-- START OF Material to process --
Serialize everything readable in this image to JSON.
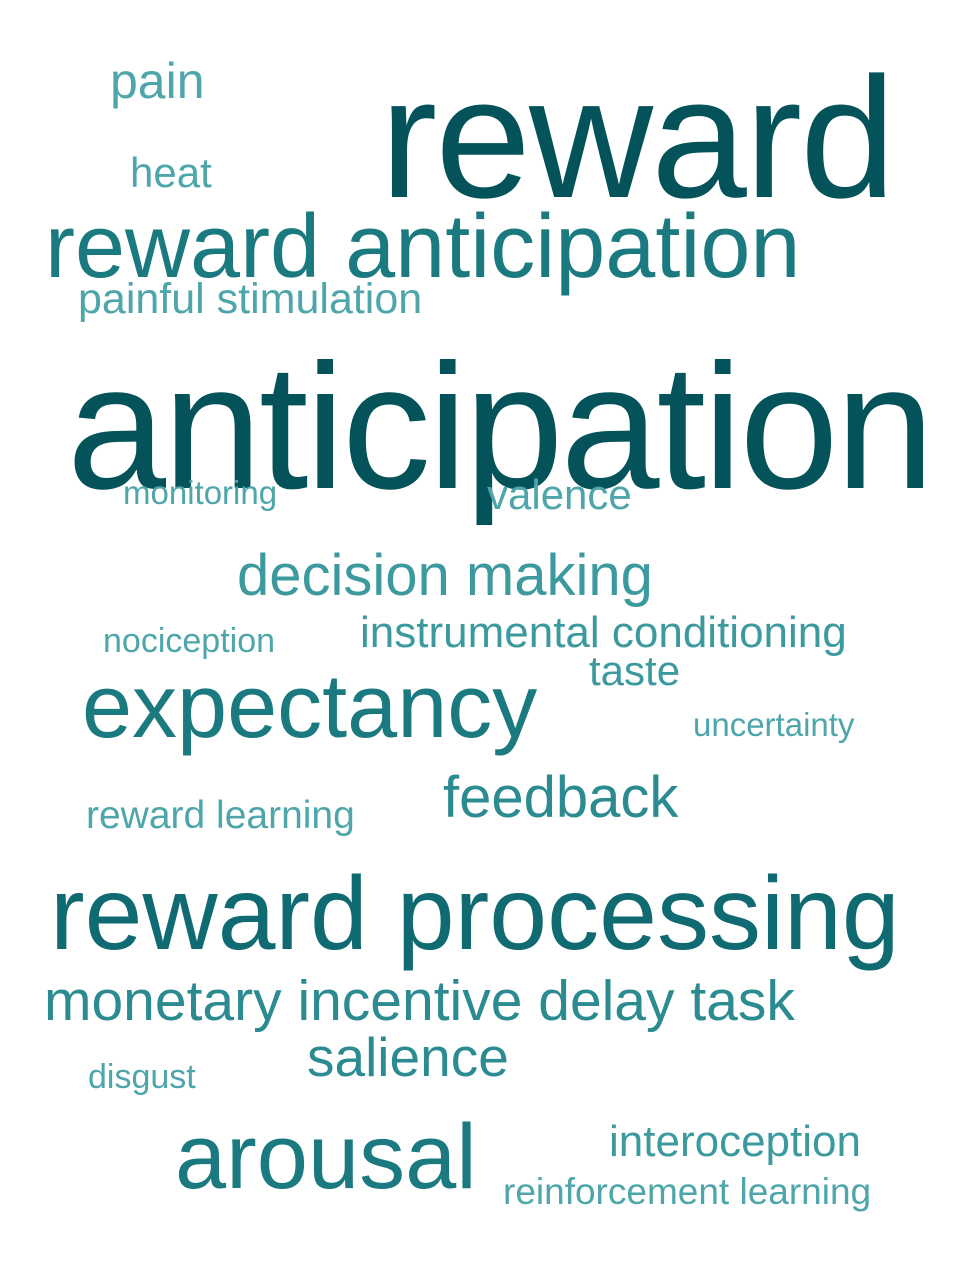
{
  "words": {
    "pain": "pain",
    "reward": "reward",
    "heat": "heat",
    "reward_anticipation": "reward anticipation",
    "painful_stimulation": "painful stimulation",
    "anticipation": "anticipation",
    "monitoring": "monitoring",
    "valence": "valence",
    "decision_making": "decision making",
    "instrumental_conditioning": "instrumental conditioning",
    "nociception": "nociception",
    "taste": "taste",
    "expectancy": "expectancy",
    "uncertainty": "uncertainty",
    "feedback": "feedback",
    "reward_learning": "reward learning",
    "reward_processing": "reward processing",
    "monetary_incentive_delay_task": "monetary incentive delay task",
    "salience": "salience",
    "disgust": "disgust",
    "arousal": "arousal",
    "interoception": "interoception",
    "reinforcement_learning": "reinforcement learning"
  },
  "colors": {
    "darkest": "#04535a",
    "dark": "#0f6a71",
    "medium_dark": "#1a7a80",
    "medium": "#2b8b90",
    "light": "#3c9a9e",
    "lightest": "#4ea6aa"
  }
}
-- END OF Material to process --
*Problem*: With the pictures left out, transcribe the material exactly.

*Result of the exercise*:
Serialize everything readable in this image to JSON.
{
  "words": {
    "pain": "pain",
    "reward": "reward",
    "heat": "heat",
    "reward_anticipation": "reward anticipation",
    "painful_stimulation": "painful stimulation",
    "anticipation": "anticipation",
    "monitoring": "monitoring",
    "valence": "valence",
    "decision_making": "decision making",
    "instrumental_conditioning": "instrumental conditioning",
    "nociception": "nociception",
    "taste": "taste",
    "expectancy": "expectancy",
    "uncertainty": "uncertainty",
    "feedback": "feedback",
    "reward_learning": "reward learning",
    "reward_processing": "reward processing",
    "monetary_incentive_delay_task": "monetary incentive delay task",
    "salience": "salience",
    "disgust": "disgust",
    "arousal": "arousal",
    "interoception": "interoception",
    "reinforcement_learning": "reinforcement learning"
  },
  "colors": {
    "darkest": "#04535a",
    "dark": "#0f6a71",
    "medium_dark": "#1a7a80",
    "medium": "#2b8b90",
    "light": "#3c9a9e",
    "lightest": "#4ea6aa"
  }
}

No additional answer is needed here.